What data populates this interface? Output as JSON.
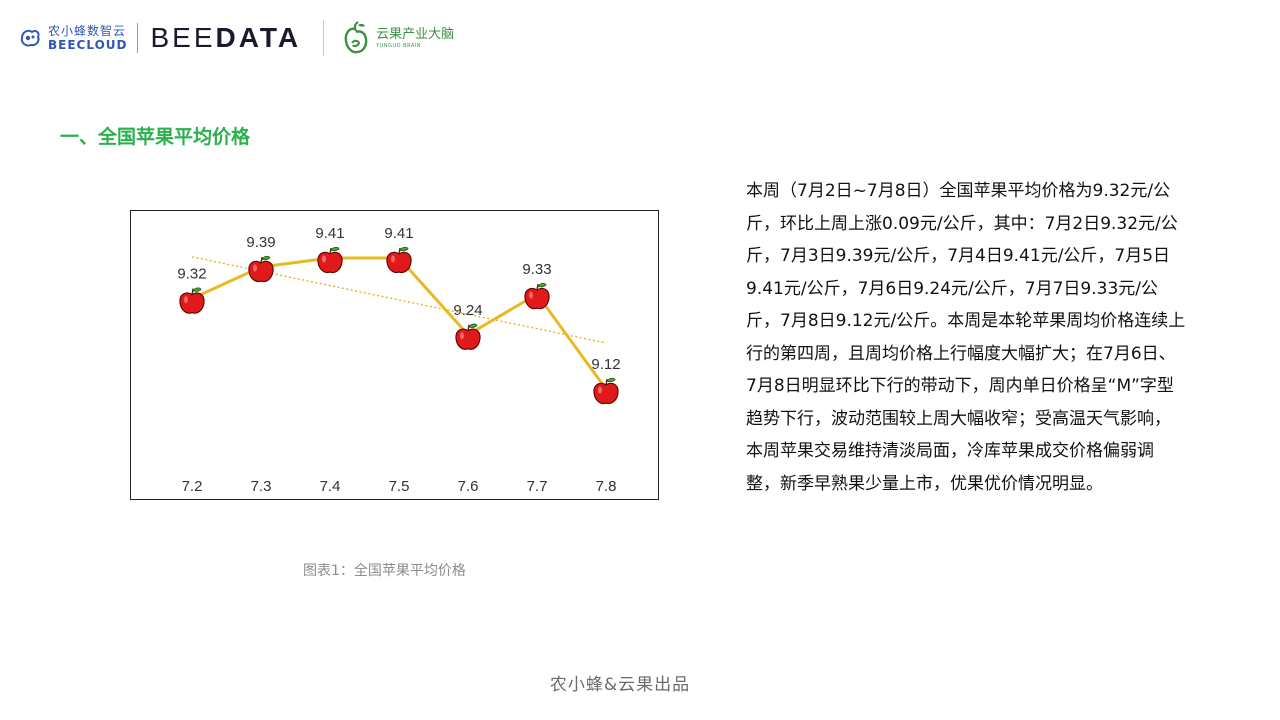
{
  "header": {
    "beecloud_cn": "农小蜂数智云",
    "beecloud_en": "BEECLOUD",
    "beedata_light": "BEE",
    "beedata_bold": "DATA",
    "yunguo_cn": "云果产业大脑",
    "yunguo_en": "YUNGUO BRAIN"
  },
  "section_title": "一、全国苹果平均价格",
  "chart_data": {
    "type": "line",
    "categories": [
      "7.2",
      "7.3",
      "7.4",
      "7.5",
      "7.6",
      "7.7",
      "7.8"
    ],
    "values": [
      9.32,
      9.39,
      9.41,
      9.41,
      9.24,
      9.33,
      9.12
    ],
    "value_labels": [
      "9.32",
      "9.39",
      "9.41",
      "9.41",
      "9.24",
      "9.33",
      "9.12"
    ],
    "marker": "apple-icon",
    "trendline": "linear, dotted",
    "ylim": [
      9.0,
      9.5
    ],
    "grid": false,
    "colors": {
      "line": "#e8b923",
      "trend": "#e0b010",
      "apple": "#e01a1a"
    }
  },
  "caption": "图表1：全国苹果平均价格",
  "description": "本周（7月2日~7月8日）全国苹果平均价格为9.32元/公斤，环比上周上涨0.09元/公斤，其中：7月2日9.32元/公斤，7月3日9.39元/公斤，7月4日9.41元/公斤，7月5日9.41元/公斤，7月6日9.24元/公斤，7月7日9.33元/公斤，7月8日9.12元/公斤。本周是本轮苹果周均价格连续上行的第四周，且周均价格上行幅度大幅扩大；在7月6日、7月8日明显环比下行的带动下，周内单日价格呈“M”字型趋势下行，波动范围较上周大幅收窄；受高温天气影响，本周苹果交易维持清淡局面，冷库苹果成交价格偏弱调整，新季早熟果少量上市，优果优价情况明显。",
  "footer": "农小蜂&云果出品"
}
+ + + + + + +
**Exercise aim**
Write out every line above exactly as it is, leaving out the pictures.

**Exercise solution**
What data populates this interface? Output as JSON.
{
  "header": {
    "beecloud_cn": "农小蜂数智云",
    "beecloud_en": "BEECLOUD",
    "beedata_light": "BEE",
    "beedata_bold": "DATA",
    "yunguo_cn": "云果产业大脑",
    "yunguo_en": "YUNGUO BRAIN"
  },
  "section_title": "一、全国苹果平均价格",
  "chart_data": {
    "type": "line",
    "categories": [
      "7.2",
      "7.3",
      "7.4",
      "7.5",
      "7.6",
      "7.7",
      "7.8"
    ],
    "values": [
      9.32,
      9.39,
      9.41,
      9.41,
      9.24,
      9.33,
      9.12
    ],
    "value_labels": [
      "9.32",
      "9.39",
      "9.41",
      "9.41",
      "9.24",
      "9.33",
      "9.12"
    ],
    "marker": "apple-icon",
    "trendline": "linear, dotted",
    "ylim": [
      9.0,
      9.5
    ],
    "grid": false,
    "colors": {
      "line": "#e8b923",
      "trend": "#e0b010",
      "apple": "#e01a1a"
    }
  },
  "caption": "图表1：全国苹果平均价格",
  "description": "本周（7月2日~7月8日）全国苹果平均价格为9.32元/公斤，环比上周上涨0.09元/公斤，其中：7月2日9.32元/公斤，7月3日9.39元/公斤，7月4日9.41元/公斤，7月5日9.41元/公斤，7月6日9.24元/公斤，7月7日9.33元/公斤，7月8日9.12元/公斤。本周是本轮苹果周均价格连续上行的第四周，且周均价格上行幅度大幅扩大；在7月6日、7月8日明显环比下行的带动下，周内单日价格呈“M”字型趋势下行，波动范围较上周大幅收窄；受高温天气影响，本周苹果交易维持清淡局面，冷库苹果成交价格偏弱调整，新季早熟果少量上市，优果优价情况明显。",
  "footer": "农小蜂&云果出品"
}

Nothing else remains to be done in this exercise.